■ Work required ■
In the records below, find each line containing the word "电脑同步云盘" and copy it.

======== The input ========

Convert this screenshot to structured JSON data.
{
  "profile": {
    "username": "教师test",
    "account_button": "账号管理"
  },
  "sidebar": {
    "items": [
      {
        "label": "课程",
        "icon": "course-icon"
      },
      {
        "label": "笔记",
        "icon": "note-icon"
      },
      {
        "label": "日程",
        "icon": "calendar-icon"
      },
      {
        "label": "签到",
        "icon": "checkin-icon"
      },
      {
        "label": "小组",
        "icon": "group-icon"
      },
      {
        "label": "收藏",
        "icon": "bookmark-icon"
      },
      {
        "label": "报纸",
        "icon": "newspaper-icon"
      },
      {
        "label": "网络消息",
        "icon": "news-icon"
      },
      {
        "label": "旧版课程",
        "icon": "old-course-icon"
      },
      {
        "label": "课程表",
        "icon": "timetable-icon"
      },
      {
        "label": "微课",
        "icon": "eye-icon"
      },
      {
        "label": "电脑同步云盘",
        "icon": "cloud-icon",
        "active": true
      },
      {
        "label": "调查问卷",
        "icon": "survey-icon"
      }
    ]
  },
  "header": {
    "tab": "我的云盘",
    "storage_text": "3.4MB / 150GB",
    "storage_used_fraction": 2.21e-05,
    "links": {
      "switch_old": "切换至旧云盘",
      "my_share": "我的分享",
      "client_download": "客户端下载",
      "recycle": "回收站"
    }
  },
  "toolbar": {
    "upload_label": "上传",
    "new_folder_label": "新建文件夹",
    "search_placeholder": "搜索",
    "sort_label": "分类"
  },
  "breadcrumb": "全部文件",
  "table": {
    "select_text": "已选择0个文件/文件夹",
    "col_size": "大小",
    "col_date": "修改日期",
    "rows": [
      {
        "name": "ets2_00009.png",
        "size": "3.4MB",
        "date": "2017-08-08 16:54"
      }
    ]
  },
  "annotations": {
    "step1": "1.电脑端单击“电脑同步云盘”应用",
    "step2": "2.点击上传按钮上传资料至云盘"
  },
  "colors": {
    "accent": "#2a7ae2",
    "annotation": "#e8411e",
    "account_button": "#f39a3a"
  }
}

========

■ Solution for this problem ■
        "label": "电脑同步云盘",
    "step1": "1.电脑端单击“电脑同步云盘”应用",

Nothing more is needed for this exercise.